• **To do**
Give the records back in full, exactly as they read.

(Data listing)
-------

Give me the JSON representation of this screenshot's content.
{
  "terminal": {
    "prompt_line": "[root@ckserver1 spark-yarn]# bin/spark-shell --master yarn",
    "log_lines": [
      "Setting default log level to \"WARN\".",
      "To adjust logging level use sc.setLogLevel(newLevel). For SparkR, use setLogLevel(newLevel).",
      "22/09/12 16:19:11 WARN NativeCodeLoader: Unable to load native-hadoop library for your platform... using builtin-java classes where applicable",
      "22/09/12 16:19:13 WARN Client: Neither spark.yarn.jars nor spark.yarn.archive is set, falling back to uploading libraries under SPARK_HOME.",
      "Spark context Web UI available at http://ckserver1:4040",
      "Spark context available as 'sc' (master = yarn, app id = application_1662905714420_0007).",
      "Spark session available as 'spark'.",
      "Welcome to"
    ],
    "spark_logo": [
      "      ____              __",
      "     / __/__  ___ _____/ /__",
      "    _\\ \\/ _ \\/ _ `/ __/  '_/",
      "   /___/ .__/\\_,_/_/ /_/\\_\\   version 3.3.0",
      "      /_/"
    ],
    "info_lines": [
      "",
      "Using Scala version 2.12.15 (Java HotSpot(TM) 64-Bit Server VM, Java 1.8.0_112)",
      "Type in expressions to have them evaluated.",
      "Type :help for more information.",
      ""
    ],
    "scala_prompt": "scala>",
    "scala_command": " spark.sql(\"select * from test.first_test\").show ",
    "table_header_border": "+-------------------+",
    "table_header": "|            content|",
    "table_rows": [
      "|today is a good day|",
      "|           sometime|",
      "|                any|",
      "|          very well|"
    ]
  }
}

-------

• **Task result**
Give me the JSON representation of this screenshot's content.
{
  "terminal": {
    "prompt_line": "[root@ckserver1 spark-yarn]# bin/spark-shell --master yarn",
    "log_lines": [
      "Setting default log level to \"WARN\".",
      "To adjust logging level use sc.setLogLevel(newLevel). For SparkR, use setLogLevel(newLevel).",
      "22/09/12 16:19:11 WARN NativeCodeLoader: Unable to load native-hadoop library for your platform... using builtin-java classes where applicable",
      "22/09/12 16:19:13 WARN Client: Neither spark.yarn.jars nor spark.yarn.archive is set, falling back to uploading libraries under SPARK_HOME.",
      "Spark context Web UI available at http://ckserver1:4040",
      "Spark context available as 'sc' (master = yarn, app id = application_1662905714420_0007).",
      "Spark session available as 'spark'.",
      "Welcome to"
    ],
    "spark_logo": [
      "      ____              __",
      "     / __/__  ___ _____/ /__",
      "    _\\ \\/ _ \\/ _ `/ __/  '_/",
      "   /___/ .__/\\_,_/_/ /_/\\_\\   version 3.3.0",
      "      /_/"
    ],
    "info_lines": [
      "",
      "Using Scala version 2.12.15 (Java HotSpot(TM) 64-Bit Server VM, Java 1.8.0_112)",
      "Type in expressions to have them evaluated.",
      "Type :help for more information.",
      ""
    ],
    "scala_prompt": "scala>",
    "scala_command": " spark.sql(\"select * from test.first_test\").show ",
    "table_header_border": "+-------------------+",
    "table_header": "|            content|",
    "table_rows": [
      "|today is a good day|",
      "|           sometime|",
      "|                any|",
      "|          very well|"
    ]
  }
}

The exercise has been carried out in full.